___ MATERIALS PROVIDED
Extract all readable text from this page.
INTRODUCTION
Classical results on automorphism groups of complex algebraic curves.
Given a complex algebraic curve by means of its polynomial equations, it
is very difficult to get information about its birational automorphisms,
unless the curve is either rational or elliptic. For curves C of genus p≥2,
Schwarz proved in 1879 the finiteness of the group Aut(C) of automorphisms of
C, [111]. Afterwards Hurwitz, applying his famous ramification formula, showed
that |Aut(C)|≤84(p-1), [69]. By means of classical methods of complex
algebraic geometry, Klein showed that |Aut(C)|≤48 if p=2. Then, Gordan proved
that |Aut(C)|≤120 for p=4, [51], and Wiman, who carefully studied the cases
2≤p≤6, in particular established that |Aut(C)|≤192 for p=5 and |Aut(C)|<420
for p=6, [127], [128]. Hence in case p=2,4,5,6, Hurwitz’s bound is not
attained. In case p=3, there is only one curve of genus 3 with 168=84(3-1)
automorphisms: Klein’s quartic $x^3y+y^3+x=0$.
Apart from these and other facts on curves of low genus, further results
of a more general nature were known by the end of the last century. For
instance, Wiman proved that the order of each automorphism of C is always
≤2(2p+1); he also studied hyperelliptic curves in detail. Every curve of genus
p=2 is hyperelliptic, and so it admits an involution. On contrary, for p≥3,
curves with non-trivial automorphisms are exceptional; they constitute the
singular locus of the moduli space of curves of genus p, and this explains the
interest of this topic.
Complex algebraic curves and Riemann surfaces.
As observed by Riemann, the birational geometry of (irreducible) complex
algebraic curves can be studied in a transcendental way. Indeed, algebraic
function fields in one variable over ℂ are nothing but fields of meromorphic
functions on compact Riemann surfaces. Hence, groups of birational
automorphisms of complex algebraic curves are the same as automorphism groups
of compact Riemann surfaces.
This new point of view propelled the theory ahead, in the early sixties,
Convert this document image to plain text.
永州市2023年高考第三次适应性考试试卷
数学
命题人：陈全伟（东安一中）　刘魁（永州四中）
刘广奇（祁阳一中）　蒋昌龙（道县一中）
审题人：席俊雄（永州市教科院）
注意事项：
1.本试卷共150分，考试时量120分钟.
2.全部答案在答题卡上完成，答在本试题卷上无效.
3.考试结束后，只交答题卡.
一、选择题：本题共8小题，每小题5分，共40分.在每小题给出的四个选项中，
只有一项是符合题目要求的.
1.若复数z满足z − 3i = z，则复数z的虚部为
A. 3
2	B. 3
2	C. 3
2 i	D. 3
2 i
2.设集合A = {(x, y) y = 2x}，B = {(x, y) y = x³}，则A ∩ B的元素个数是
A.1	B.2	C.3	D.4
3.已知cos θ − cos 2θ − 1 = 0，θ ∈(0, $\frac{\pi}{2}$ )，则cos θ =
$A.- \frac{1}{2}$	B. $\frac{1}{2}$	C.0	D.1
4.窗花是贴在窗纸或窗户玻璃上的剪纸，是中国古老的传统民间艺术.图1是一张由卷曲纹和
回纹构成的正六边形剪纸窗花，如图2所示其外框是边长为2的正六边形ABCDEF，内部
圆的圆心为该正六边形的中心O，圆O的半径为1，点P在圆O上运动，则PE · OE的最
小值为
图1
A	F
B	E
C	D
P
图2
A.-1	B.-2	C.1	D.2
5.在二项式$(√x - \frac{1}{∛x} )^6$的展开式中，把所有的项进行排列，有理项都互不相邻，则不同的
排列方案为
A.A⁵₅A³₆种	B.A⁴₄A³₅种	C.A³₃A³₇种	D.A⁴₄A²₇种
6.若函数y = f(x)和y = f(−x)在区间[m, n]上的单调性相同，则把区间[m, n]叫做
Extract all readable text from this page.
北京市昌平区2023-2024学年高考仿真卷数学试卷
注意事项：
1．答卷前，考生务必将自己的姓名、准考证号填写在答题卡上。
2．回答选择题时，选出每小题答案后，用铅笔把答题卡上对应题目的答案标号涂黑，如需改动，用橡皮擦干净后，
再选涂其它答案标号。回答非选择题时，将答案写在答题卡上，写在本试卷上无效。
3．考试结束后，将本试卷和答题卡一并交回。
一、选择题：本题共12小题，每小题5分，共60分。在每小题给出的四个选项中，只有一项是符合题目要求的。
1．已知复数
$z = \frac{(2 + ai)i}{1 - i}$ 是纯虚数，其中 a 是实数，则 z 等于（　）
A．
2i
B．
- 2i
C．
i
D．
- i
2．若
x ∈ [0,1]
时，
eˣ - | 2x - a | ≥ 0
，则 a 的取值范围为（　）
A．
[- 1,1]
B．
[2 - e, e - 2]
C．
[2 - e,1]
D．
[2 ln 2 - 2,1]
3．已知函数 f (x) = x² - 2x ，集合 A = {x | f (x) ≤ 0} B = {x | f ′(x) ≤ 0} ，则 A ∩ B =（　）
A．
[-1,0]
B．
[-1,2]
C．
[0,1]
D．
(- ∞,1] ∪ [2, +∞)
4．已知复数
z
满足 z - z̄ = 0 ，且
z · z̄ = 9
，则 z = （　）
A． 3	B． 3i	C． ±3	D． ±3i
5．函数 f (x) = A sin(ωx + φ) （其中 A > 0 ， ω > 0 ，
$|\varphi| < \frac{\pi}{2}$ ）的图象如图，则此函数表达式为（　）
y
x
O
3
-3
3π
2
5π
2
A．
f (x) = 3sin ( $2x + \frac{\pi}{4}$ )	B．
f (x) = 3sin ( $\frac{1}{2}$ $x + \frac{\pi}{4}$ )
______
◆ DIRECTIVE
From the data above, copy out every line with the string "birational" in it.

◆ ANSWER TO THE TASK
is very difficult to get information about its birational automorphisms,
As observed by Riemann, the birational geometry of (irreducible) complex
functions on compact Riemann surfaces. Hence, groups of birational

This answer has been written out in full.